▸ **Problem to solve**:
Print the material below line for line and unchanged, omitting the pictures.

▸ **Exercise inputs**:
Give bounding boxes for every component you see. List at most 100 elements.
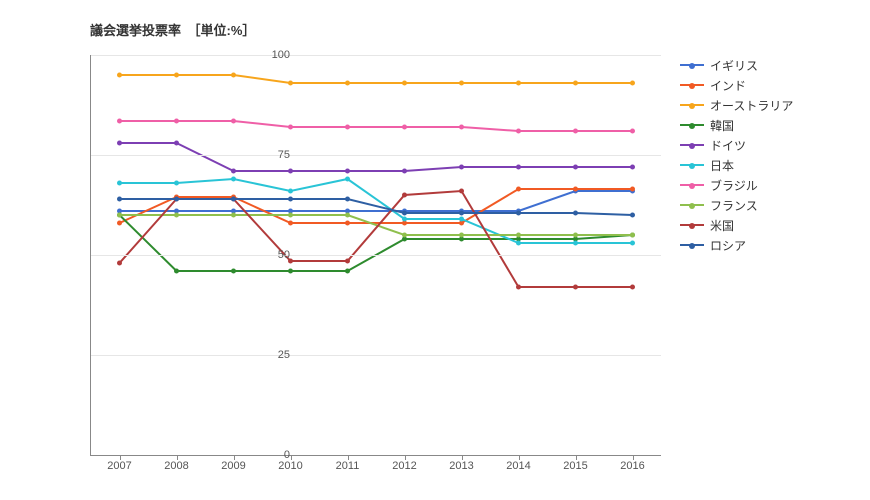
series-marker — [288, 213, 293, 218]
series-marker — [573, 285, 578, 290]
series-marker — [288, 169, 293, 174]
series-marker — [345, 213, 350, 218]
series-marker — [345, 269, 350, 274]
legend-item: オーストラリア — [680, 95, 793, 115]
series-marker — [345, 177, 350, 182]
series-marker — [231, 73, 236, 78]
series-marker — [459, 81, 464, 86]
series-marker — [117, 181, 122, 186]
series-marker — [516, 165, 521, 170]
legend-item: ドイツ — [680, 135, 793, 155]
x-tick-label: 2009 — [221, 460, 245, 472]
chart-title: 議会選挙投票率 ［単位:%］ — [90, 20, 255, 39]
series-marker — [516, 81, 521, 86]
series-marker — [231, 197, 236, 202]
y-gridline — [91, 255, 661, 256]
legend-item: ロシア — [680, 235, 793, 255]
y-tick-label: 50 — [250, 249, 290, 261]
series-marker — [516, 187, 521, 192]
series-marker — [402, 233, 407, 238]
series-marker — [630, 285, 635, 290]
y-gridline — [91, 155, 661, 156]
series-marker — [288, 125, 293, 130]
series-marker — [231, 119, 236, 124]
series-marker — [345, 125, 350, 130]
series-marker — [117, 261, 122, 266]
legend-item: 米国 — [680, 215, 793, 235]
series-marker — [630, 213, 635, 218]
x-tick-label: 2010 — [278, 460, 302, 472]
series-marker — [345, 169, 350, 174]
legend-item: インド — [680, 75, 793, 95]
series-marker — [573, 241, 578, 246]
legend-swatch-icon — [680, 204, 704, 206]
series-marker — [117, 141, 122, 146]
series-marker — [174, 141, 179, 146]
legend-item: フランス — [680, 195, 793, 215]
series-marker — [516, 233, 521, 238]
y-tick-label: 0 — [250, 449, 290, 461]
y-tick-label: 25 — [250, 349, 290, 361]
series-marker — [402, 81, 407, 86]
series-marker — [117, 73, 122, 78]
series-marker — [573, 129, 578, 134]
legend-item: 韓国 — [680, 115, 793, 135]
series-marker — [630, 241, 635, 246]
legend-label: ブラジル — [710, 177, 758, 194]
series-marker — [459, 189, 464, 194]
series-marker — [459, 125, 464, 130]
legend-swatch-icon — [680, 104, 704, 106]
series-marker — [573, 233, 578, 238]
series-marker — [402, 217, 407, 222]
series-marker — [630, 81, 635, 86]
legend-label: フランス — [710, 197, 758, 214]
series-marker — [573, 211, 578, 216]
x-tick-label: 2008 — [164, 460, 188, 472]
series-marker — [345, 221, 350, 226]
legend-swatch-icon — [680, 144, 704, 146]
series-line — [120, 121, 633, 131]
legend-swatch-icon — [680, 244, 704, 246]
series-marker — [117, 197, 122, 202]
legend-item: イギリス — [680, 55, 793, 75]
y-gridline — [91, 355, 661, 356]
series-marker — [174, 197, 179, 202]
series-marker — [459, 217, 464, 222]
series-marker — [345, 197, 350, 202]
series-marker — [174, 181, 179, 186]
series-marker — [231, 169, 236, 174]
legend-swatch-icon — [680, 84, 704, 86]
series-marker — [516, 129, 521, 134]
x-tick-label: 2011 — [336, 460, 360, 472]
series-marker — [573, 187, 578, 192]
legend-label: ロシア — [710, 237, 746, 254]
series-marker — [117, 119, 122, 124]
series-marker — [630, 233, 635, 238]
series-marker — [288, 269, 293, 274]
series-marker — [288, 221, 293, 226]
series-marker — [402, 125, 407, 130]
series-marker — [459, 165, 464, 170]
legend-swatch-icon — [680, 64, 704, 66]
series-marker — [288, 189, 293, 194]
legend-swatch-icon — [680, 224, 704, 226]
series-marker — [516, 241, 521, 246]
series-marker — [459, 211, 464, 216]
legend-label: 韓国 — [710, 117, 734, 134]
legend-label: インド — [710, 77, 746, 94]
series-line — [120, 75, 633, 83]
chart-container: 議会選挙投票率 ［単位:%］ 2007200820092010201120122… — [0, 0, 870, 500]
plot-area: 2007200820092010201120122013201420152016 — [90, 55, 661, 456]
series-marker — [630, 165, 635, 170]
series-marker — [459, 233, 464, 238]
x-tick-label: 2015 — [563, 460, 587, 472]
series-marker — [231, 177, 236, 182]
x-tick-label: 2007 — [107, 460, 131, 472]
series-marker — [630, 187, 635, 192]
series-marker — [345, 81, 350, 86]
legend-swatch-icon — [680, 164, 704, 166]
x-tick-label: 2014 — [506, 460, 530, 472]
x-tick-label: 2012 — [392, 460, 416, 472]
series-marker — [231, 269, 236, 274]
series-marker — [174, 73, 179, 78]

▸ **Completed exercise**:
Give bounding boxes for every component you see. List at most 100 elements.
series-marker — [288, 213, 293, 218]
series-marker — [573, 285, 578, 290]
series-marker — [288, 169, 293, 174]
series-marker — [345, 213, 350, 218]
series-marker — [345, 269, 350, 274]
legend-item: オーストラリア — [680, 95, 793, 115]
series-marker — [345, 177, 350, 182]
series-marker — [231, 73, 236, 78]
series-marker — [459, 81, 464, 86]
series-marker — [117, 181, 122, 186]
series-marker — [516, 165, 521, 170]
legend-item: ドイツ — [680, 135, 793, 155]
x-tick-label: 2009 — [221, 460, 245, 472]
chart-title: 議会選挙投票率 ［単位:%］ — [90, 20, 255, 39]
series-marker — [516, 81, 521, 86]
series-marker — [231, 197, 236, 202]
y-gridline — [91, 255, 661, 256]
legend-item: ロシア — [680, 235, 793, 255]
y-tick-label: 50 — [250, 249, 290, 261]
series-marker — [516, 187, 521, 192]
series-marker — [402, 233, 407, 238]
series-marker — [630, 285, 635, 290]
y-gridline — [91, 155, 661, 156]
series-marker — [288, 125, 293, 130]
series-marker — [231, 119, 236, 124]
series-marker — [345, 125, 350, 130]
series-marker — [117, 261, 122, 266]
legend-item: 米国 — [680, 215, 793, 235]
series-marker — [630, 213, 635, 218]
x-tick-label: 2010 — [278, 460, 302, 472]
series-marker — [345, 169, 350, 174]
legend-item: インド — [680, 75, 793, 95]
series-marker — [573, 241, 578, 246]
legend-swatch-icon — [680, 204, 704, 206]
series-marker — [117, 141, 122, 146]
series-marker — [174, 141, 179, 146]
legend-item: フランス — [680, 195, 793, 215]
series-marker — [516, 233, 521, 238]
y-tick-label: 0 — [250, 449, 290, 461]
y-tick-label: 25 — [250, 349, 290, 361]
series-marker — [402, 81, 407, 86]
series-marker — [117, 73, 122, 78]
series-marker — [573, 129, 578, 134]
legend-item: 韓国 — [680, 115, 793, 135]
series-marker — [630, 241, 635, 246]
legend-label: ブラジル — [710, 177, 758, 194]
series-marker — [459, 189, 464, 194]
series-marker — [459, 125, 464, 130]
legend-swatch-icon — [680, 104, 704, 106]
series-marker — [573, 233, 578, 238]
series-marker — [402, 217, 407, 222]
series-marker — [630, 81, 635, 86]
legend-label: フランス — [710, 197, 758, 214]
series-marker — [573, 211, 578, 216]
x-tick-label: 2008 — [164, 460, 188, 472]
series-marker — [345, 221, 350, 226]
legend-swatch-icon — [680, 144, 704, 146]
series-line — [120, 121, 633, 131]
legend-swatch-icon — [680, 244, 704, 246]
series-marker — [117, 197, 122, 202]
legend-item: イギリス — [680, 55, 793, 75]
y-gridline — [91, 355, 661, 356]
series-marker — [174, 197, 179, 202]
series-marker — [459, 217, 464, 222]
series-marker — [345, 197, 350, 202]
series-marker — [174, 181, 179, 186]
series-marker — [231, 169, 236, 174]
legend-swatch-icon — [680, 84, 704, 86]
series-marker — [516, 129, 521, 134]
x-tick-label: 2011 — [336, 460, 360, 472]
series-marker — [573, 187, 578, 192]
legend-label: ロシア — [710, 237, 746, 254]
series-marker — [117, 119, 122, 124]
series-marker — [630, 233, 635, 238]
series-marker — [288, 269, 293, 274]
series-marker — [288, 221, 293, 226]
series-marker — [402, 125, 407, 130]
series-marker — [459, 165, 464, 170]
legend-swatch-icon — [680, 64, 704, 66]
series-marker — [288, 189, 293, 194]
legend-swatch-icon — [680, 224, 704, 226]
series-marker — [516, 241, 521, 246]
series-marker — [459, 211, 464, 216]
legend-label: 韓国 — [710, 117, 734, 134]
legend-label: インド — [710, 77, 746, 94]
series-line — [120, 75, 633, 83]
chart-container: 議会選挙投票率 ［単位:%］ 2007200820092010201120122… — [0, 0, 870, 500]
plot-area: 2007200820092010201120122013201420152016 — [90, 55, 661, 456]
series-marker — [630, 165, 635, 170]
series-marker — [459, 233, 464, 238]
x-tick-label: 2015 — [563, 460, 587, 472]
series-marker — [231, 177, 236, 182]
x-tick-label: 2007 — [107, 460, 131, 472]
series-marker — [630, 187, 635, 192]
series-marker — [345, 81, 350, 86]
legend-swatch-icon — [680, 164, 704, 166]
x-tick-label: 2014 — [506, 460, 530, 472]
x-tick-label: 2012 — [392, 460, 416, 472]
series-marker — [231, 269, 236, 274]
series-marker — [174, 73, 179, 78]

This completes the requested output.